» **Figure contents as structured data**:
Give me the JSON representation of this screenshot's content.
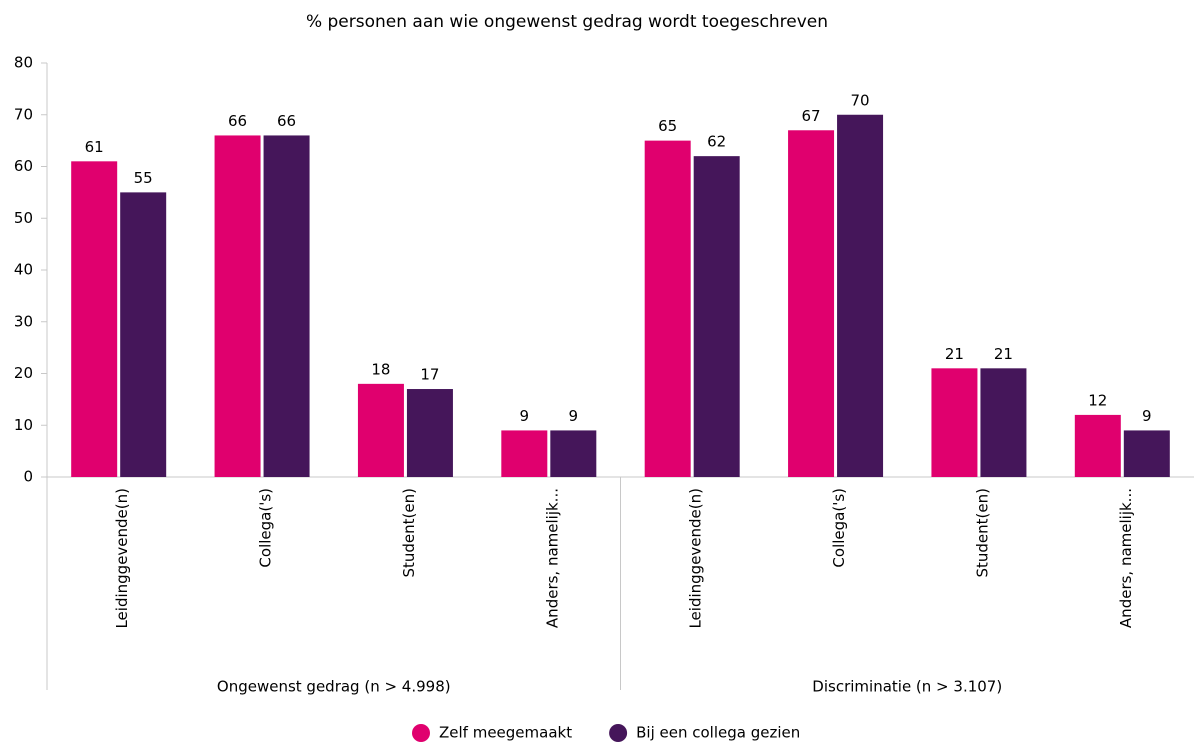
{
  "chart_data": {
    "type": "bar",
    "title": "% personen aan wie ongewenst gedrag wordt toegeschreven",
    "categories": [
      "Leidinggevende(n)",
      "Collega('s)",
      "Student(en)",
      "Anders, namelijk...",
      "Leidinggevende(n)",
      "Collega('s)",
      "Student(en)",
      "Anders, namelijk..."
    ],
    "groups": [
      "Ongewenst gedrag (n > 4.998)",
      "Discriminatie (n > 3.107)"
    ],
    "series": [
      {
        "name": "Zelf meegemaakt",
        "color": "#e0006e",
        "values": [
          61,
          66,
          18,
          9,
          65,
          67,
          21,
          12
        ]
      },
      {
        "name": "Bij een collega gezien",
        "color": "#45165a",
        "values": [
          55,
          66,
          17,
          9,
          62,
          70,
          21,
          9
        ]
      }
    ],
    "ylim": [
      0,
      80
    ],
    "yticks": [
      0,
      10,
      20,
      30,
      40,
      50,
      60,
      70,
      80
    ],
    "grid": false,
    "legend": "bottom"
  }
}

» **What you will do**: Restate the whole listing above exactly, except for its images.

» **Problem solution**:
Give me the JSON representation of this screenshot's content.
{
  "chart_data": {
    "type": "bar",
    "title": "% personen aan wie ongewenst gedrag wordt toegeschreven",
    "categories": [
      "Leidinggevende(n)",
      "Collega('s)",
      "Student(en)",
      "Anders, namelijk...",
      "Leidinggevende(n)",
      "Collega('s)",
      "Student(en)",
      "Anders, namelijk..."
    ],
    "groups": [
      "Ongewenst gedrag (n > 4.998)",
      "Discriminatie (n > 3.107)"
    ],
    "series": [
      {
        "name": "Zelf meegemaakt",
        "color": "#e0006e",
        "values": [
          61,
          66,
          18,
          9,
          65,
          67,
          21,
          12
        ]
      },
      {
        "name": "Bij een collega gezien",
        "color": "#45165a",
        "values": [
          55,
          66,
          17,
          9,
          62,
          70,
          21,
          9
        ]
      }
    ],
    "ylim": [
      0,
      80
    ],
    "yticks": [
      0,
      10,
      20,
      30,
      40,
      50,
      60,
      70,
      80
    ],
    "grid": false,
    "legend": "bottom"
  }
}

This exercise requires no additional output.